*Written exercise*: Only a number is expected: how many lines in the data below contain the word "screenshot".

━━━━━━━━━━━━━━━━

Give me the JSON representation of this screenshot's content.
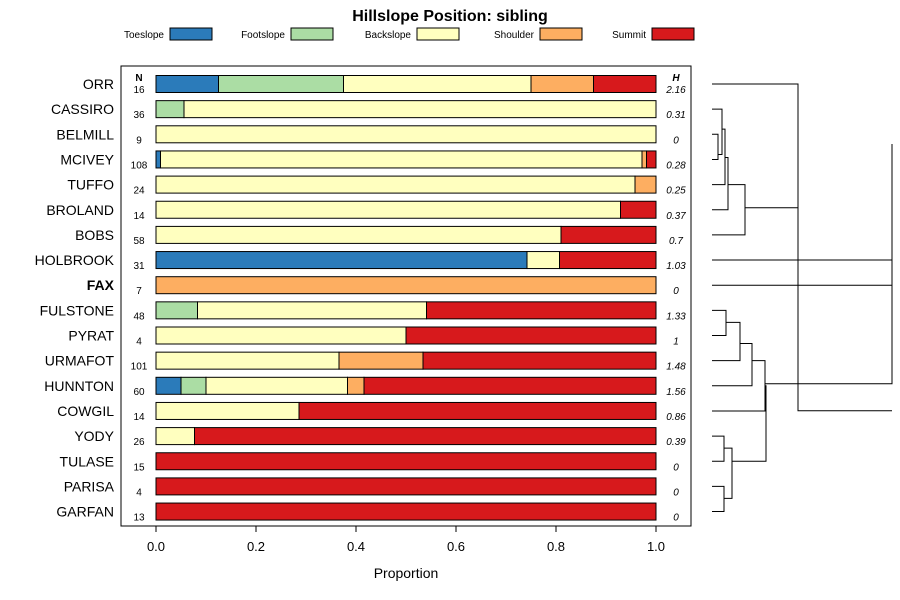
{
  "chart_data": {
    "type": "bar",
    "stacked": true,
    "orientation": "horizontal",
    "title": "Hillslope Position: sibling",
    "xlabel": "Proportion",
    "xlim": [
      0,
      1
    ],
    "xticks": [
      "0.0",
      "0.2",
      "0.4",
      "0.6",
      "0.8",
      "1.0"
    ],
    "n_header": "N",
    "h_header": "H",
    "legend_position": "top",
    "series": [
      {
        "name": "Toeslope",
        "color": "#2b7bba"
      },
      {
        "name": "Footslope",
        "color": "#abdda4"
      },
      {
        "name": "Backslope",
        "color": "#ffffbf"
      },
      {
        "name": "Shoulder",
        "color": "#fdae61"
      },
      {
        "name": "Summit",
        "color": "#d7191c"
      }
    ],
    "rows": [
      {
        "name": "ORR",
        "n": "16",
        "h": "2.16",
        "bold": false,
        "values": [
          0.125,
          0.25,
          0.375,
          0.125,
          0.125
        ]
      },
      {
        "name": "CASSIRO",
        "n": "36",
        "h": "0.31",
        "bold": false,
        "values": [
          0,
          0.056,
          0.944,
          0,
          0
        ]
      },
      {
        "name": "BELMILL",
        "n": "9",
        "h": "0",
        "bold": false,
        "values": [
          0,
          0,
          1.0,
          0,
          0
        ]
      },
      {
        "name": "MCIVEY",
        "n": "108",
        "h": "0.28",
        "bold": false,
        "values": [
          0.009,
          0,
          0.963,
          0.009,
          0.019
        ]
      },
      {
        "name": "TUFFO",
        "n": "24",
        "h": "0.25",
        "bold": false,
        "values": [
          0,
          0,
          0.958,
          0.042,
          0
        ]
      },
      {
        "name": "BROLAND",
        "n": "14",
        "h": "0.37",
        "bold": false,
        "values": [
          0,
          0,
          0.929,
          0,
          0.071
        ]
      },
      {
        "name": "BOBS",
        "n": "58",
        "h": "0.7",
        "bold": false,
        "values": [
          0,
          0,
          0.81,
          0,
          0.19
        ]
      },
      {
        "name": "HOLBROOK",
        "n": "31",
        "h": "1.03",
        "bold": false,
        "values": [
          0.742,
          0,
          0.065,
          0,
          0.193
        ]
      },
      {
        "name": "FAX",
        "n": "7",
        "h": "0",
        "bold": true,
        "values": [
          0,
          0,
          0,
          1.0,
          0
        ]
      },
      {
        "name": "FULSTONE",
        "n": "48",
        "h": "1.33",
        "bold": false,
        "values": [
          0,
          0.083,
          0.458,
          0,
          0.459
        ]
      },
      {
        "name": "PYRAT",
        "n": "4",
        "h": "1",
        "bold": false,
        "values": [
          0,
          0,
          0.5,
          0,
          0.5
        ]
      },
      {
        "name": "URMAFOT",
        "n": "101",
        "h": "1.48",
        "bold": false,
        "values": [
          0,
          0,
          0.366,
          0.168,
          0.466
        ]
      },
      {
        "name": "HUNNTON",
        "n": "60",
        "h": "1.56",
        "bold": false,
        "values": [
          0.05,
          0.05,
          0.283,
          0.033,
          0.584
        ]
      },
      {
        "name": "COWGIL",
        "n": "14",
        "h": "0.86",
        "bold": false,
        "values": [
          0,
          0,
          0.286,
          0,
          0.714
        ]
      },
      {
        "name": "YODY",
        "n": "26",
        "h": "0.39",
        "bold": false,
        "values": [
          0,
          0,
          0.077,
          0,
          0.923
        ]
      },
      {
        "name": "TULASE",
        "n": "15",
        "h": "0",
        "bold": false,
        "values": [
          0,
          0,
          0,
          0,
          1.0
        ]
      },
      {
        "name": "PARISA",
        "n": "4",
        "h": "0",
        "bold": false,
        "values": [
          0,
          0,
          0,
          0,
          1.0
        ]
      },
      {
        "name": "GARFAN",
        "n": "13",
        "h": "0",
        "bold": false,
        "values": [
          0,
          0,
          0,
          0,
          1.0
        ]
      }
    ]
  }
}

━━━━━━━━━━━━━━━━

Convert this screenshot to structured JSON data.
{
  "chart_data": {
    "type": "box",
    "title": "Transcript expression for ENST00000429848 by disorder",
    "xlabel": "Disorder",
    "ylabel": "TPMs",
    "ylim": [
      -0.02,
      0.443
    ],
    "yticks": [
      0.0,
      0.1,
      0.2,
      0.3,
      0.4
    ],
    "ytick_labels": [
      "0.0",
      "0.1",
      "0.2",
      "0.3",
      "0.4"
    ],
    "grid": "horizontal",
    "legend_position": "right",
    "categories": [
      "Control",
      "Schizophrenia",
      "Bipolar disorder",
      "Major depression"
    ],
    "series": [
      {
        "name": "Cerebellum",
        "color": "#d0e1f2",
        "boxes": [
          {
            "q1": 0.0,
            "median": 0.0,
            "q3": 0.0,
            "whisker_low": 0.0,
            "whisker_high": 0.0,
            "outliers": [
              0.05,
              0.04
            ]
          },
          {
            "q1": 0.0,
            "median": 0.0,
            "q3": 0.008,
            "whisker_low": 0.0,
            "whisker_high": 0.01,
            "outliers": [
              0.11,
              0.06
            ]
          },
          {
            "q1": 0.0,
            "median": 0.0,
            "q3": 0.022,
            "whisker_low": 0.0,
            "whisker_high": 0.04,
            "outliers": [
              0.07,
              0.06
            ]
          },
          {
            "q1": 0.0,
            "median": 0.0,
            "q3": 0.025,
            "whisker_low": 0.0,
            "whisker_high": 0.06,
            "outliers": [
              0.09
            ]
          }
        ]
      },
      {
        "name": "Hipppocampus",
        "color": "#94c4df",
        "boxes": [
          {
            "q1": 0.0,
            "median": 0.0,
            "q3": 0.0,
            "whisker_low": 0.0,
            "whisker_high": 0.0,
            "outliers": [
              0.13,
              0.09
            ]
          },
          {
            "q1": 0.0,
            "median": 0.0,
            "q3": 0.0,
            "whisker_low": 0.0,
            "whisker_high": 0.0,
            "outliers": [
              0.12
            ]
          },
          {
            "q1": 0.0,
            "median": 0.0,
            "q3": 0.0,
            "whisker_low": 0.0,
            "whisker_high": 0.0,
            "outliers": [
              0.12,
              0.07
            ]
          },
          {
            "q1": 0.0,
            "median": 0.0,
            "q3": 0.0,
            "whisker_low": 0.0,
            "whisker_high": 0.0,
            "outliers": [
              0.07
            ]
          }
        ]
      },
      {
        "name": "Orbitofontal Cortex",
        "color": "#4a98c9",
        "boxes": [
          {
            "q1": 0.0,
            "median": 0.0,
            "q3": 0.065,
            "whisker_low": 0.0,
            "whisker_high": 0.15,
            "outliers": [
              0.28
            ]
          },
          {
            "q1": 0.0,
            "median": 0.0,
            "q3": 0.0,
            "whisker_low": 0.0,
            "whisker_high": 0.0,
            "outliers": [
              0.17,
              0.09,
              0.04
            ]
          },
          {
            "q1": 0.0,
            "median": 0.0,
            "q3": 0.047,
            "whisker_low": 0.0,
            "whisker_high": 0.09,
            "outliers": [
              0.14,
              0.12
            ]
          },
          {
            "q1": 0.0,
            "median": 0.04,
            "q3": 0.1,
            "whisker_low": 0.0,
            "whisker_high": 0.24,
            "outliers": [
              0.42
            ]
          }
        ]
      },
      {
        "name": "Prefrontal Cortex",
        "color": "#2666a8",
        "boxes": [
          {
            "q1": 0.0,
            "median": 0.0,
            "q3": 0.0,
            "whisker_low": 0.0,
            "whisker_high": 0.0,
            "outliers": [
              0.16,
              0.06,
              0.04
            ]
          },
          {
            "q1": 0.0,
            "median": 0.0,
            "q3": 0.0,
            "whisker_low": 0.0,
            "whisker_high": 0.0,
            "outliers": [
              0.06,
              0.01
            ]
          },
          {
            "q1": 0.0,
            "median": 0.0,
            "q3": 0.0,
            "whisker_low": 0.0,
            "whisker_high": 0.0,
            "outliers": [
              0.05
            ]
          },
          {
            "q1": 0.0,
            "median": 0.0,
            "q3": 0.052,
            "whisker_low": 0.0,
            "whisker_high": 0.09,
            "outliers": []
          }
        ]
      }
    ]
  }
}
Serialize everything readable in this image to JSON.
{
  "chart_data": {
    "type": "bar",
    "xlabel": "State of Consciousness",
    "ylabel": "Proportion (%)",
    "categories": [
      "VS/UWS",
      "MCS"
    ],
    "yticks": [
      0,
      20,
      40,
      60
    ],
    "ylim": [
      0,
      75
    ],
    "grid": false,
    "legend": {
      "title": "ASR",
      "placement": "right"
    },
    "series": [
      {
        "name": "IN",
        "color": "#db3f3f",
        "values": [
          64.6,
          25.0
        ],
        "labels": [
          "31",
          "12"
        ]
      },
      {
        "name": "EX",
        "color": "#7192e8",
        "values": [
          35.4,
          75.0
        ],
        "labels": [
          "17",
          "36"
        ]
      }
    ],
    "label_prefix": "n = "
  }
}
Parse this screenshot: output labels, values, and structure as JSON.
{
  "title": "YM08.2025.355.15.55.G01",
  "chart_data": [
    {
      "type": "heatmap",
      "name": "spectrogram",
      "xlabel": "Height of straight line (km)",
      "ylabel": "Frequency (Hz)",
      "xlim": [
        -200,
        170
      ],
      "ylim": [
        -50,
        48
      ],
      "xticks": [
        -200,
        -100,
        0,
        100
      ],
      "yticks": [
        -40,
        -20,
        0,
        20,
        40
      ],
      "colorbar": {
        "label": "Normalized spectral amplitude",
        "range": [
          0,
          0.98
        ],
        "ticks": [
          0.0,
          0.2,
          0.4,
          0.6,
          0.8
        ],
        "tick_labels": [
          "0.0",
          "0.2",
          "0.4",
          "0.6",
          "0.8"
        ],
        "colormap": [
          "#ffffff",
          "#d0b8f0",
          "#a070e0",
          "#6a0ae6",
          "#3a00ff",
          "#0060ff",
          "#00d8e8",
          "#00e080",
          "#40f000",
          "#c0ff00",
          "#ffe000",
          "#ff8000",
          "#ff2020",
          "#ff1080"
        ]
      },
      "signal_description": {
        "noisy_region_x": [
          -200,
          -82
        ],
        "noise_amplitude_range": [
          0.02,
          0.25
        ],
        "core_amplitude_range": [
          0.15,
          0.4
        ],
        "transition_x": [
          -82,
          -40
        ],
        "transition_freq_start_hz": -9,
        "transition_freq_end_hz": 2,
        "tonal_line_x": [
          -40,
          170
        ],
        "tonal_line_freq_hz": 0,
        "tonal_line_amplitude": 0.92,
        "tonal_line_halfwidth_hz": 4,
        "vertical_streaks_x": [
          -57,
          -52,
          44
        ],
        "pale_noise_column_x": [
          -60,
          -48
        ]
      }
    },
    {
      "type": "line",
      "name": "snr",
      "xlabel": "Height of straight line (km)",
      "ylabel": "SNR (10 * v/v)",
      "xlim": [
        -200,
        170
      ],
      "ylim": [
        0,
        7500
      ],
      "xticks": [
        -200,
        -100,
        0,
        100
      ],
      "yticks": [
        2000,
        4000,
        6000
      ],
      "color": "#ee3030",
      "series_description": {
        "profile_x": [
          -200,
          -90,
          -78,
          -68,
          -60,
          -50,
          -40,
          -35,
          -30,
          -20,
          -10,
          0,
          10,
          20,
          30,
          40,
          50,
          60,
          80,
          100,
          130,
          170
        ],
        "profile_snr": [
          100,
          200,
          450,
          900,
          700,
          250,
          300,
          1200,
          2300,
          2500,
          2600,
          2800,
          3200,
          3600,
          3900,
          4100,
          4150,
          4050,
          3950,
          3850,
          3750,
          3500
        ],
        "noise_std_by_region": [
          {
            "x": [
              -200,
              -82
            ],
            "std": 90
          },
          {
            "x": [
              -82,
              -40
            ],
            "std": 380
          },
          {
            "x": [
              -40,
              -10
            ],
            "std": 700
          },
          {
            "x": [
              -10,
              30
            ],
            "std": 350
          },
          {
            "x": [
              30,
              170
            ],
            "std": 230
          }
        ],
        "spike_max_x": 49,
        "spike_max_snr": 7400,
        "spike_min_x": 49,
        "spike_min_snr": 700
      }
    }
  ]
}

━━━━━━━━━━━━━━━━

*Solution to this exercise*: 3